Aim of the task
Omit images. Retype all entries verbatim.

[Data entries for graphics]
======

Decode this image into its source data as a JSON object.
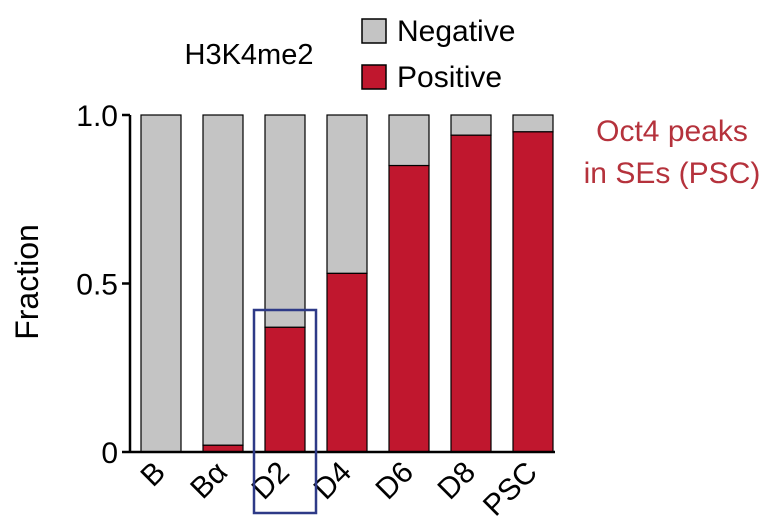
{
  "chart_data": {
    "type": "bar",
    "stacked": true,
    "title": "H3K4me2",
    "ylabel": "Fraction",
    "xlabel": "",
    "ylim": [
      0,
      1
    ],
    "yticks": [
      {
        "value": 0,
        "label": "0"
      },
      {
        "value": 0.5,
        "label": "0.5"
      },
      {
        "value": 1.0,
        "label": "1.0"
      }
    ],
    "categories": [
      "B",
      "Bα",
      "D2",
      "D4",
      "D6",
      "D8",
      "PSC"
    ],
    "series": [
      {
        "name": "Positive",
        "color": "#c0172e",
        "values": [
          0.0,
          0.02,
          0.37,
          0.53,
          0.85,
          0.94,
          0.95
        ]
      },
      {
        "name": "Negative",
        "color": "#c4c4c4",
        "values": [
          1.0,
          0.98,
          0.63,
          0.47,
          0.15,
          0.06,
          0.05
        ]
      }
    ],
    "legend": {
      "placement": "top",
      "order": [
        "Negative",
        "Positive"
      ]
    },
    "highlight": {
      "category": "D2",
      "color": "#2e3a87"
    },
    "annotation": {
      "lines": [
        "Oct4 peaks",
        "in SEs (PSC)"
      ],
      "color": "#b5323c"
    },
    "grid": false
  }
}
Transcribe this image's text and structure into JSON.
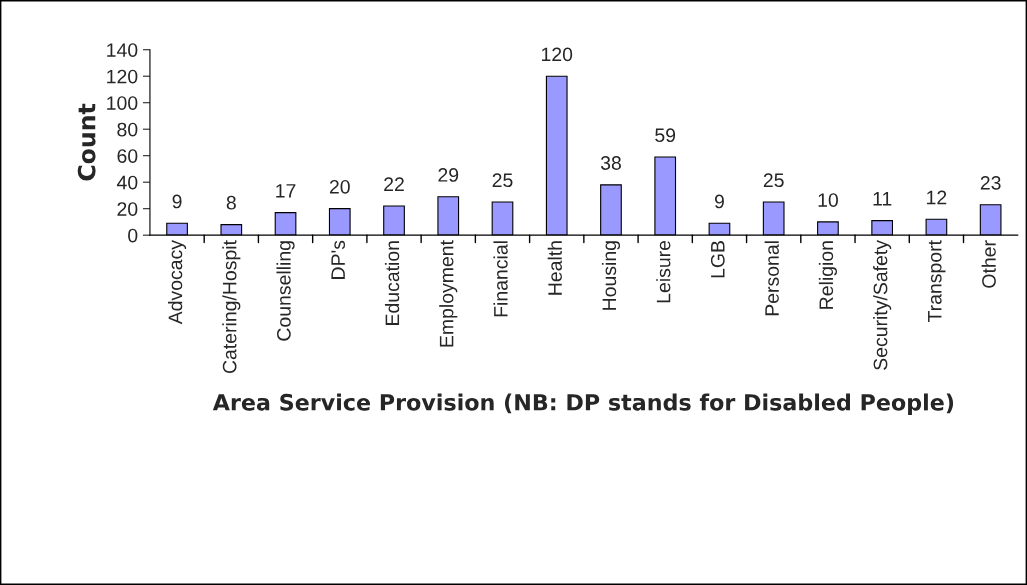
{
  "chart_data": {
    "type": "bar",
    "xlabel": "Area Service Provision (NB: DP stands for Disabled People)",
    "ylabel": "Count",
    "categories": [
      "Advocacy",
      "Catering/Hospit",
      "Counselling",
      "DP's",
      "Education",
      "Employment",
      "Financial",
      "Health",
      "Housing",
      "Leisure",
      "LGB",
      "Personal",
      "Religion",
      "Security/Safety",
      "Transport",
      "Other"
    ],
    "values": [
      9,
      8,
      17,
      20,
      22,
      29,
      25,
      120,
      38,
      59,
      9,
      25,
      10,
      11,
      12,
      23
    ],
    "color": "#9999ff",
    "ylim": [
      0,
      140
    ],
    "yticks": [
      0,
      20,
      40,
      60,
      80,
      100,
      120,
      140
    ],
    "data_labels": true,
    "grid": false,
    "legend": false
  }
}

======

Exercise solution
Decode this image into its source data as a JSON object.
{
  "chart_data": {
    "type": "bar",
    "stacked": true,
    "title": "H3K4me2",
    "ylabel": "Fraction",
    "xlabel": "",
    "ylim": [
      0,
      1
    ],
    "yticks": [
      {
        "value": 0,
        "label": "0"
      },
      {
        "value": 0.5,
        "label": "0.5"
      },
      {
        "value": 1.0,
        "label": "1.0"
      }
    ],
    "categories": [
      "B",
      "Bα",
      "D2",
      "D4",
      "D6",
      "D8",
      "PSC"
    ],
    "series": [
      {
        "name": "Positive",
        "color": "#c0172e",
        "values": [
          0.0,
          0.02,
          0.37,
          0.53,
          0.85,
          0.94,
          0.95
        ]
      },
      {
        "name": "Negative",
        "color": "#c4c4c4",
        "values": [
          1.0,
          0.98,
          0.63,
          0.47,
          0.15,
          0.06,
          0.05
        ]
      }
    ],
    "legend": {
      "placement": "top",
      "order": [
        "Negative",
        "Positive"
      ]
    },
    "highlight": {
      "category": "D2",
      "color": "#2e3a87"
    },
    "annotation": {
      "lines": [
        "Oct4 peaks",
        "in SEs (PSC)"
      ],
      "color": "#b5323c"
    },
    "grid": false
  }
}
Transcribe this image's text and structure into JSON.
{
  "chart_data": {
    "type": "bar",
    "xlabel": "Area Service Provision (NB: DP stands for Disabled People)",
    "ylabel": "Count",
    "categories": [
      "Advocacy",
      "Catering/Hospit",
      "Counselling",
      "DP's",
      "Education",
      "Employment",
      "Financial",
      "Health",
      "Housing",
      "Leisure",
      "LGB",
      "Personal",
      "Religion",
      "Security/Safety",
      "Transport",
      "Other"
    ],
    "values": [
      9,
      8,
      17,
      20,
      22,
      29,
      25,
      120,
      38,
      59,
      9,
      25,
      10,
      11,
      12,
      23
    ],
    "color": "#9999ff",
    "ylim": [
      0,
      140
    ],
    "yticks": [
      0,
      20,
      40,
      60,
      80,
      100,
      120,
      140
    ],
    "data_labels": true,
    "grid": false,
    "legend": false
  }
}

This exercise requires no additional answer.